Exercise goal => Format the part that opens with the line containing "Where is each" and closes with the line containing "threat-group-cell (481, 463, 830, 481)", both lines included, as a two-column CSV with the headers item and answer. Give one row per item, with the item's text and its answer each in a single quoted field and line breaks turned into spaces.

Material for the task =>
-------
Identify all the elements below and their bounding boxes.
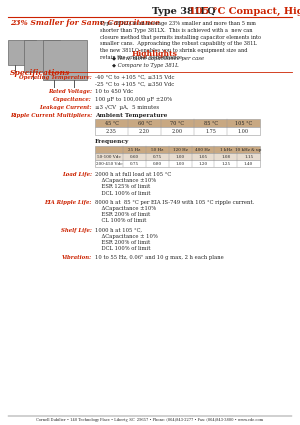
-------
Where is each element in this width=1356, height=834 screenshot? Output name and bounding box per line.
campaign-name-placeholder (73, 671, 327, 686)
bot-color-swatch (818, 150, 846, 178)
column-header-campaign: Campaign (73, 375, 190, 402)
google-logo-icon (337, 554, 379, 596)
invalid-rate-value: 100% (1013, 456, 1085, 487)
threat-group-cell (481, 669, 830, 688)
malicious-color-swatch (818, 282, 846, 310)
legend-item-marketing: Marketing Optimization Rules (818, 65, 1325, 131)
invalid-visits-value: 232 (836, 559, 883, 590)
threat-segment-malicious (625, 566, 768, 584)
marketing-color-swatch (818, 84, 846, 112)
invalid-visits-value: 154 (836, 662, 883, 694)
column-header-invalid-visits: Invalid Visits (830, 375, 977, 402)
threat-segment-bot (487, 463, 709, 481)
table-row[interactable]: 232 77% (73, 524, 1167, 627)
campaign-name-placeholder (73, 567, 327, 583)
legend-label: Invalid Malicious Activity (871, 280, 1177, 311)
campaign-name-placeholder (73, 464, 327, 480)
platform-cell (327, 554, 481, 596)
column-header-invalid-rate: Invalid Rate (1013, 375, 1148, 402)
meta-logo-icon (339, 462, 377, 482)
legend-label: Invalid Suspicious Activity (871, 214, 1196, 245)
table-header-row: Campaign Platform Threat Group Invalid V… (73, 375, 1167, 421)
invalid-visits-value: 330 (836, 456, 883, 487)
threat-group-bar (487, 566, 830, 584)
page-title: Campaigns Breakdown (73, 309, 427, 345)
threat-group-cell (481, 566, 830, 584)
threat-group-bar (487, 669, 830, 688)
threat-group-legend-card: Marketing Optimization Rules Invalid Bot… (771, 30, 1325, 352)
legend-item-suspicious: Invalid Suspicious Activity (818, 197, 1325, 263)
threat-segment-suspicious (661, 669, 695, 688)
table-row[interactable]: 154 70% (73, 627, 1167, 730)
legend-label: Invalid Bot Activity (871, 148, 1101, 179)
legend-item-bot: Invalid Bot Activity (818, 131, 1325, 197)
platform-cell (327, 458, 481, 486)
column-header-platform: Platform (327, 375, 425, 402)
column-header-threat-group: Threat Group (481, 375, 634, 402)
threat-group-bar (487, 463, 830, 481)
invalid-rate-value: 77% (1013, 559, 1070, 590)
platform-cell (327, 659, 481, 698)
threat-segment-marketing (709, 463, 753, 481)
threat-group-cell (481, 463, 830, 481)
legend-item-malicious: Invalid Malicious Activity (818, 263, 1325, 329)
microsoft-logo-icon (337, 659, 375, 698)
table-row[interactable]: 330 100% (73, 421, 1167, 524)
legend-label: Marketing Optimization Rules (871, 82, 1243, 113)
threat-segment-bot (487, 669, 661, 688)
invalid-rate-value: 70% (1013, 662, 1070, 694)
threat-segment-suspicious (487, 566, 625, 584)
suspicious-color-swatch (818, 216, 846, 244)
-------
Right answer =>
item,answer
"Where is each element in this width=1356, height=834 screenshot? Output name and bounding box per line.","campaign-name-placeholder (73, 671, 327, 686) bot-color-swatch (818, 150, 846, 178) column-header-campaign: Campaign (73, 375, 190, 402) google-logo-icon (337, 554, 379, 596) invalid-rate-value: 100% (1013, 456, 1085, 487) threat-group-cell (481, 669, 830, 688) malicious-color-swatch (818, 282, 846, 310) legend-item-marketing: Marketing Optimization Rules (818, 65, 1325, 131) invalid-visits-value: 232 (836, 559, 883, 590) threat-segment-malicious (625, 566, 768, 584) marketing-color-swatch (818, 84, 846, 112) invalid-visits-value: 154 (836, 662, 883, 694) column-header-invalid-visits: Invalid Visits (830, 375, 977, 402) threat-segment-bot (487, 463, 709, 481) table-row[interactable]: 232 77% (73, 524, 1167, 627) campaign-name-placeholder (73, 567, 327, 583) legend-label: Invalid Malicious Activity (871, 280, 1177, 311) campaign-name-placeholder (73, 464, 327, 480) platform-cell (327, 554, 481, 596) column-header-invalid-rate: Invalid Rate (1013, 375, 1148, 402) meta-logo-icon (339, 462, 377, 482) legend-label: Invalid Suspicious Activity (871, 214, 1196, 245) table-header-row: Campaign Platform Threat Group Invalid V… (73, 375, 1167, 421) invalid-visits-value: 330 (836, 456, 883, 487) threat-group-bar (487, 566, 830, 584) page-title: Campaigns Breakdown (73, 309, 427, 345) threat-group-cell (481, 566, 830, 584) threat-group-bar (487, 669, 830, 688) threat-group-legend-card: Marketing Optimization Rules Invalid Bot… (771, 30, 1325, 352) legend-item-suspicious: Invalid Suspicious Activity (818, 197, 1325, 263) threat-segment-suspicious (661, 669, 695, 688) table-row[interactable]: 154 70% (73, 627, 1167, 730) legend-label: Invalid Bot Activity (871, 148, 1101, 179) legend-item-bot: Invalid Bot Activity (818, 131, 1325, 197) platform-cell (327, 458, 481, 486) column-header-platform: Platform (327, 375, 425, 402) column-header-threat-group: Threat Group (481, 375, 634, 402) threat-group-bar (487, 463, 830, 481) invalid-rate-value: 77% (1013, 559, 1070, 590) platform-cell (327, 659, 481, 698) threat-segment-marketing (709, 463, 753, 481) threat-group-cell (481, 463, 830, 481)"